### WRITTEN REQUEST
Could you extract every entry below and reproduce it exactly?

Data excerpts
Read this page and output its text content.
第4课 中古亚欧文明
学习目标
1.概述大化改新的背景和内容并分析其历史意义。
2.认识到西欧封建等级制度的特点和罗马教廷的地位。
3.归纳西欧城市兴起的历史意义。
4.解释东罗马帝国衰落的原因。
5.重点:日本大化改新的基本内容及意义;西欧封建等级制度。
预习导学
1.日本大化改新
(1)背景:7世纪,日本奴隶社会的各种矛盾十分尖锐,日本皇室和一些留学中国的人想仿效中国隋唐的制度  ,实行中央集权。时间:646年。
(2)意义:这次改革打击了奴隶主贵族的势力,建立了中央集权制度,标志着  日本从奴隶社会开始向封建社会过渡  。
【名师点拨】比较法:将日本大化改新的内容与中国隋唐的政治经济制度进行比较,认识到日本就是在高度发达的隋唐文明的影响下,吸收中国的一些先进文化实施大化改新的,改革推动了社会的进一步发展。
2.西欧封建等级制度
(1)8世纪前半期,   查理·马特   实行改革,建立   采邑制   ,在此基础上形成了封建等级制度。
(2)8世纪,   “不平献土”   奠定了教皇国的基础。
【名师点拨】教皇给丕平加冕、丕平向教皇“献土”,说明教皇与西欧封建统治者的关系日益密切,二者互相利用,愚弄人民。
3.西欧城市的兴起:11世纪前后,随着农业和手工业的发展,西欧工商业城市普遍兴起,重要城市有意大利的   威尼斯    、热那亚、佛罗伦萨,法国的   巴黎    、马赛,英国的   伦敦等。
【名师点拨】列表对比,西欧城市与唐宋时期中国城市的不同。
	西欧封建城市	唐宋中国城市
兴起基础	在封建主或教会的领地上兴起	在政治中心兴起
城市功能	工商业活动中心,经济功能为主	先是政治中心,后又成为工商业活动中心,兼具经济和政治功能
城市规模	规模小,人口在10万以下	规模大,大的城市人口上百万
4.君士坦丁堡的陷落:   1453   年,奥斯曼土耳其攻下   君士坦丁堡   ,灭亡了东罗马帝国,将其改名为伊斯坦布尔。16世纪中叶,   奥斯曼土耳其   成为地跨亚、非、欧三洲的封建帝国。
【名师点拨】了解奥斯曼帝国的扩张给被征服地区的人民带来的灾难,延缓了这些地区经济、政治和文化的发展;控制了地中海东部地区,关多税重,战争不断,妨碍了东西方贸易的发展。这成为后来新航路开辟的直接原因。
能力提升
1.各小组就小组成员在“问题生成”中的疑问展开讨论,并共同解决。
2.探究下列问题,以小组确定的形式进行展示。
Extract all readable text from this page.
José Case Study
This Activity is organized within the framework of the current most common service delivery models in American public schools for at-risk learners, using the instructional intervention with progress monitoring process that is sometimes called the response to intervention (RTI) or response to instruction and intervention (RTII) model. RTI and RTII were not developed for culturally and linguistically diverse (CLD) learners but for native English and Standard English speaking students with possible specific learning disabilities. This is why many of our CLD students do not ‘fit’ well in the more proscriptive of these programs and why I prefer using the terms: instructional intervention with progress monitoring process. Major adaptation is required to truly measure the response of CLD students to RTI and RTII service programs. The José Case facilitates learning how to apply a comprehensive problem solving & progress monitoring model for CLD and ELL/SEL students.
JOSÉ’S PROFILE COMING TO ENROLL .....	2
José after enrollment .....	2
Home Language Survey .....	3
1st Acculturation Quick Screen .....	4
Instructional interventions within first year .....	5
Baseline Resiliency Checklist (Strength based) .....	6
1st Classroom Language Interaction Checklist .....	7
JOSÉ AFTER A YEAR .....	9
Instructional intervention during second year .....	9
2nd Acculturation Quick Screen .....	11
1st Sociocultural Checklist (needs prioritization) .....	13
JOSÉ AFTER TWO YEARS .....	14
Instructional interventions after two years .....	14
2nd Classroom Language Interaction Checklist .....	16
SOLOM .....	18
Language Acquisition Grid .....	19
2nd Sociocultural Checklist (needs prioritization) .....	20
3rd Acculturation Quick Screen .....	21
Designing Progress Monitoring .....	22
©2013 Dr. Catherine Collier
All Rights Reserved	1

### EXERCISE OUTPUT
Read this page and output its text content.
第4课 中古亚欧文明
学习目标
1.概述大化改新的背景和内容并分析其历史意义。
2.认识到西欧封建等级制度的特点和罗马教廷的地位。
3.归纳西欧城市兴起的历史意义。
4.解释东罗马帝国衰落的原因。
5.重点:日本大化改新的基本内容及意义;西欧封建等级制度。
预习导学
1.日本大化改新
(1)背景:7世纪,日本奴隶社会的各种矛盾十分尖锐,日本皇室和一些留学中国的人想仿效中国隋唐的制度  ,实行中央集权。时间:646年。
(2)意义:这次改革打击了奴隶主贵族的势力,建立了中央集权制度,标志着  日本从奴隶社会开始向封建社会过渡  。
【名师点拨】比较法:将日本大化改新的内容与中国隋唐的政治经济制度进行比较,认识到日本就是在高度发达的隋唐文明的影响下,吸收中国的一些先进文化实施大化改新的,改革推动了社会的进一步发展。
2.西欧封建等级制度
(1)8世纪前半期,   查理·马特   实行改革,建立   采邑制   ,在此基础上形成了封建等级制度。
(2)8世纪,   “不平献土”   奠定了教皇国的基础。
【名师点拨】教皇给丕平加冕、丕平向教皇“献土”,说明教皇与西欧封建统治者的关系日益密切,二者互相利用,愚弄人民。
3.西欧城市的兴起:11世纪前后,随着农业和手工业的发展,西欧工商业城市普遍兴起,重要城市有意大利的   威尼斯    、热那亚、佛罗伦萨,法国的   巴黎    、马赛,英国的   伦敦等。
【名师点拨】列表对比,西欧城市与唐宋时期中国城市的不同。
	西欧封建城市	唐宋中国城市
兴起基础	在封建主或教会的领地上兴起	在政治中心兴起
城市功能	工商业活动中心,经济功能为主	先是政治中心,后又成为工商业活动中心,兼具经济和政治功能
城市规模	规模小,人口在10万以下	规模大,大的城市人口上百万
4.君士坦丁堡的陷落:   1453   年,奥斯曼土耳其攻下   君士坦丁堡   ,灭亡了东罗马帝国,将其改名为伊斯坦布尔。16世纪中叶,   奥斯曼土耳其   成为地跨亚、非、欧三洲的封建帝国。
【名师点拨】了解奥斯曼帝国的扩张给被征服地区的人民带来的灾难,延缓了这些地区经济、政治和文化的发展;控制了地中海东部地区,关多税重,战争不断,妨碍了东西方贸易的发展。这成为后来新航路开辟的直接原因。
能力提升
1.各小组就小组成员在“问题生成”中的疑问展开讨论,并共同解决。
2.探究下列问题,以小组确定的形式进行展示。
Extract all readable text from this page.
José Case Study
This Activity is organized within the framework of the current most common service delivery models in American public schools for at-risk learners, using the instructional intervention with progress monitoring process that is sometimes called the response to intervention (RTI) or response to instruction and intervention (RTII) model. RTI and RTII were not developed for culturally and linguistically diverse (CLD) learners but for native English and Standard English speaking students with possible specific learning disabilities. This is why many of our CLD students do not ‘fit’ well in the more proscriptive of these programs and why I prefer using the terms: instructional intervention with progress monitoring process. Major adaptation is required to truly measure the response of CLD students to RTI and RTII service programs. The José Case facilitates learning how to apply a comprehensive problem solving & progress monitoring model for CLD and ELL/SEL students.
JOSÉ’S PROFILE COMING TO ENROLL .....	2
José after enrollment .....	2
Home Language Survey .....	3
1st Acculturation Quick Screen .....	4
Instructional interventions within first year .....	5
Baseline Resiliency Checklist (Strength based) .....	6
1st Classroom Language Interaction Checklist .....	7
JOSÉ AFTER A YEAR .....	9
Instructional intervention during second year .....	9
2nd Acculturation Quick Screen .....	11
1st Sociocultural Checklist (needs prioritization) .....	13
JOSÉ AFTER TWO YEARS .....	14
Instructional interventions after two years .....	14
2nd Classroom Language Interaction Checklist .....	16
SOLOM .....	18
Language Acquisition Grid .....	19
2nd Sociocultural Checklist (needs prioritization) .....	20
3rd Acculturation Quick Screen .....	21
Designing Progress Monitoring .....	22
©2013 Dr. Catherine Collier
All Rights Reserved	1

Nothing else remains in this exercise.